**INSTRUCTIONS TO FOLLOW**
Find the lines containing the word "électrique" and copy every one of them.

━━━ RECORDS

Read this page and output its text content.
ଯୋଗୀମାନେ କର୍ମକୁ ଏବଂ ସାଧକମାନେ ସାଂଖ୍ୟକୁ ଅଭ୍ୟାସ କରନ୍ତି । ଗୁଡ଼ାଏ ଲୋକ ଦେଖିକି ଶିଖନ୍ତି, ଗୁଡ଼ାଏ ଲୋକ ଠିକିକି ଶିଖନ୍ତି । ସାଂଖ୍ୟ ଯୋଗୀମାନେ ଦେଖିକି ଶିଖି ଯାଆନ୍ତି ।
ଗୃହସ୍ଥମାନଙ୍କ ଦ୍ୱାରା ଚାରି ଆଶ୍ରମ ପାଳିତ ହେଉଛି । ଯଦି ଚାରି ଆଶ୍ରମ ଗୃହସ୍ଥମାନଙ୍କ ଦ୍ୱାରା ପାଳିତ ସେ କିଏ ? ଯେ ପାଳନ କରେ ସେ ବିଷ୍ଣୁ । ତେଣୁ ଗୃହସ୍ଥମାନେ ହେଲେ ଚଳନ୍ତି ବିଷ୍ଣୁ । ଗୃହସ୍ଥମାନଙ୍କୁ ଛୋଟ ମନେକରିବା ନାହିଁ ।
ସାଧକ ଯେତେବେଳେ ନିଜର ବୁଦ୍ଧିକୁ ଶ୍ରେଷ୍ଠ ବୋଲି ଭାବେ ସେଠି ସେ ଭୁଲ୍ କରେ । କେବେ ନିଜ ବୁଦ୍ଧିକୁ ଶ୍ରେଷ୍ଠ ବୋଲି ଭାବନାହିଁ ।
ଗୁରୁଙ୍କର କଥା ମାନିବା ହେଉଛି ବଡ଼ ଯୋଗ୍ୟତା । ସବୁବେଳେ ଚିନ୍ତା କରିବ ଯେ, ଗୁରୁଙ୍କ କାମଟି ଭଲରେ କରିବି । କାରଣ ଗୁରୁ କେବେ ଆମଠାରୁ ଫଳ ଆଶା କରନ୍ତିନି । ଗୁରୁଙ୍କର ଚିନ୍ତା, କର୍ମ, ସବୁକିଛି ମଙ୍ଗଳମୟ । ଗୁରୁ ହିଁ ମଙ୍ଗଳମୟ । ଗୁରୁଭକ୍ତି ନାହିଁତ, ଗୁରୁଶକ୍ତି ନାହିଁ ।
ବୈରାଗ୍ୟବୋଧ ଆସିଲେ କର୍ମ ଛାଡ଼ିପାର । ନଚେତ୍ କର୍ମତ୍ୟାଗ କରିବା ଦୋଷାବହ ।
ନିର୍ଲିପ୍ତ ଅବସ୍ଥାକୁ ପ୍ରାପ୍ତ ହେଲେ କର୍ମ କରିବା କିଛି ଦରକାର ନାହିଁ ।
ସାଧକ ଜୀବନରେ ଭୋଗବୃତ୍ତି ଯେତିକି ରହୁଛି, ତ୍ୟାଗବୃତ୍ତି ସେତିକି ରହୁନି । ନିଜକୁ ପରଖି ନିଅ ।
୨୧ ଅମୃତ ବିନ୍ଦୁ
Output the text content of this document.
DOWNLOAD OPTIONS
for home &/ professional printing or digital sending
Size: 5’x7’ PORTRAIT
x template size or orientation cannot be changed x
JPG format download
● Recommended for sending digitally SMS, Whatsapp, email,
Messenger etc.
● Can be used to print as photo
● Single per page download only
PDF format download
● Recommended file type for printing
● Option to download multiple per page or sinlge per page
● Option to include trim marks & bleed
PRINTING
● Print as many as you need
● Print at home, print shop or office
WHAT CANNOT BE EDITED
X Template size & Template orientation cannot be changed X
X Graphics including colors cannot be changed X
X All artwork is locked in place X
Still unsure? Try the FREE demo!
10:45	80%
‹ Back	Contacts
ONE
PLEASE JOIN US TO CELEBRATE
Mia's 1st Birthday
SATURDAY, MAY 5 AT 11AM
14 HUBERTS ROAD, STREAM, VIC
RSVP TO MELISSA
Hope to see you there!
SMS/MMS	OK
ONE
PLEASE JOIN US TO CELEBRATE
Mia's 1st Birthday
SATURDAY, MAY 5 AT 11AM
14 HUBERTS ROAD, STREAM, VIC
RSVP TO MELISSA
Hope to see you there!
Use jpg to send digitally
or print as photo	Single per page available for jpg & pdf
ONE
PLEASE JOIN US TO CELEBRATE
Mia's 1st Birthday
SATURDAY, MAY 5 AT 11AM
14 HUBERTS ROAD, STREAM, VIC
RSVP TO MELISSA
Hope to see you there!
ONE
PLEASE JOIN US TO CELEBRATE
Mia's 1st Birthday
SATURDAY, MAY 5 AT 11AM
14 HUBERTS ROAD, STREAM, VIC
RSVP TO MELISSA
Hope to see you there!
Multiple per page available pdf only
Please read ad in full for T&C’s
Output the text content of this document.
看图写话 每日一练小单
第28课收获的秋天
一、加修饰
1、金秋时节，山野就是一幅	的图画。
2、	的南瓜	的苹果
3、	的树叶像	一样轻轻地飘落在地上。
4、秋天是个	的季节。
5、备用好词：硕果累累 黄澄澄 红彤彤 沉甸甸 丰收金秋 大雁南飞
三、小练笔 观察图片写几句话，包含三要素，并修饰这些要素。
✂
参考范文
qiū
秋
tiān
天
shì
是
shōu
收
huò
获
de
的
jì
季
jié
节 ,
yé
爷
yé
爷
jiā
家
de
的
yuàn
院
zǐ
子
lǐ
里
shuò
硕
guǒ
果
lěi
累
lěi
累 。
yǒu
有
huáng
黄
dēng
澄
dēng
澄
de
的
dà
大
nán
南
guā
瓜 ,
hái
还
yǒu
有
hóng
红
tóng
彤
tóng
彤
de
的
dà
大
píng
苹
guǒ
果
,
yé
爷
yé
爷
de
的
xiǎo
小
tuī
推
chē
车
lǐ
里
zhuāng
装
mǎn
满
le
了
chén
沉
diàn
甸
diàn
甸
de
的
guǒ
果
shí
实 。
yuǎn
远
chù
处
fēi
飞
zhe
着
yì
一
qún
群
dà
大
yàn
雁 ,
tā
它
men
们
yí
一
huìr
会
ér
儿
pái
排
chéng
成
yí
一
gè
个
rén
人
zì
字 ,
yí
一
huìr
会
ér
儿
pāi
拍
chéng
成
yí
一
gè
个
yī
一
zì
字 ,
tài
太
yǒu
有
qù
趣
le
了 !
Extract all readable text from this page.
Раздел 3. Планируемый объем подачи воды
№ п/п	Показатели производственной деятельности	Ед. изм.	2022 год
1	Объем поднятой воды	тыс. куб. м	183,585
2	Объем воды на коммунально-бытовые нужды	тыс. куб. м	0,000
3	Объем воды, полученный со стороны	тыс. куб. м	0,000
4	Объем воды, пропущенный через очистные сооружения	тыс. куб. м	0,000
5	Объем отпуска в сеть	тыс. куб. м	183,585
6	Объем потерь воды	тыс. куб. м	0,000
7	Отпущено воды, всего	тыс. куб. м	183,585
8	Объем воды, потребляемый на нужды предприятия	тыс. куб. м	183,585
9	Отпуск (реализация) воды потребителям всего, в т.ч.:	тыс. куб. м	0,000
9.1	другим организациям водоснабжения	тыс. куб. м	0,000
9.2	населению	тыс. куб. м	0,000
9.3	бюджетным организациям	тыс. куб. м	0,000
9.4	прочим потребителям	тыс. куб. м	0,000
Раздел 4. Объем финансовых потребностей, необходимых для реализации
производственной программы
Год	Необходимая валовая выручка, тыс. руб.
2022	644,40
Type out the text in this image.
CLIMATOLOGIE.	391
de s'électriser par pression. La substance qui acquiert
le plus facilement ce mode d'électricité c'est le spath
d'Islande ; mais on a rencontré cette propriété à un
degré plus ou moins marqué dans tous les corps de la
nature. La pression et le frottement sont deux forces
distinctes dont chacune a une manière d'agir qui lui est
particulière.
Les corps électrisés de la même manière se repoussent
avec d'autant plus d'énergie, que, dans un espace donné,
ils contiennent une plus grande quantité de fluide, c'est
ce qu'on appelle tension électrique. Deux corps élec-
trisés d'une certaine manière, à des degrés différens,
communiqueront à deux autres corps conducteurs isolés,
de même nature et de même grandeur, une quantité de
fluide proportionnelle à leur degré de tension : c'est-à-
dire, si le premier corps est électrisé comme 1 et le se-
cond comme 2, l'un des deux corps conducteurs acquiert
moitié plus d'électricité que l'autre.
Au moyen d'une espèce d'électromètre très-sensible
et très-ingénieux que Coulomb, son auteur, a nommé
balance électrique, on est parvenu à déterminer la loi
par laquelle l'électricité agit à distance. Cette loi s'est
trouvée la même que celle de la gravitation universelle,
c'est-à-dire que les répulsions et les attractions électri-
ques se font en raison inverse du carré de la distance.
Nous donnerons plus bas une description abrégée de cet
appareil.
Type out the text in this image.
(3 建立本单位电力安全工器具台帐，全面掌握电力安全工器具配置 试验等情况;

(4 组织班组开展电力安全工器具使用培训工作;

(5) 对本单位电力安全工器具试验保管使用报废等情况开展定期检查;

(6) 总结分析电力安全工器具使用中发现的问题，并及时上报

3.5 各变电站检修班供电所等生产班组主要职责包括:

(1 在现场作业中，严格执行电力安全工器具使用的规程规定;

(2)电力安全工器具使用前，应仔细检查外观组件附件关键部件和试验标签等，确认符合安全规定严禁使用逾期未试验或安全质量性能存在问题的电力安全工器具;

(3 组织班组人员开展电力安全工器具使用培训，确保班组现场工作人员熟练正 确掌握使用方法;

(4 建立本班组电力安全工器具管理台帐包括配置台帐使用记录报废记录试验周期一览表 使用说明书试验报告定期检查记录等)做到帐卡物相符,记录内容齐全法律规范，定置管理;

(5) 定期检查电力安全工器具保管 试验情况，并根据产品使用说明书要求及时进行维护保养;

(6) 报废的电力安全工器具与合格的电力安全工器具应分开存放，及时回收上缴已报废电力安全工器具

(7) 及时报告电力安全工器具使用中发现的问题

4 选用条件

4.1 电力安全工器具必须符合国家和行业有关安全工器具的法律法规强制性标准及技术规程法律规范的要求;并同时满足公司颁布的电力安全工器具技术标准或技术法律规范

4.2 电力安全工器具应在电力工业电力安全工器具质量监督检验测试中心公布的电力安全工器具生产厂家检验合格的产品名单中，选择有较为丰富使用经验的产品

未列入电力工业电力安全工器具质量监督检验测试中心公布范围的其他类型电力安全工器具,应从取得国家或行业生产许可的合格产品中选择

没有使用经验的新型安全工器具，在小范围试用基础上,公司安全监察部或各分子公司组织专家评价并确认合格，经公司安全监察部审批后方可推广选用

━━━━━━

**ANSWER BELOW**
ce qu'on appelle tension électrique. Deux corps élec-
balance électrique, on est parvenu à déterminer la loi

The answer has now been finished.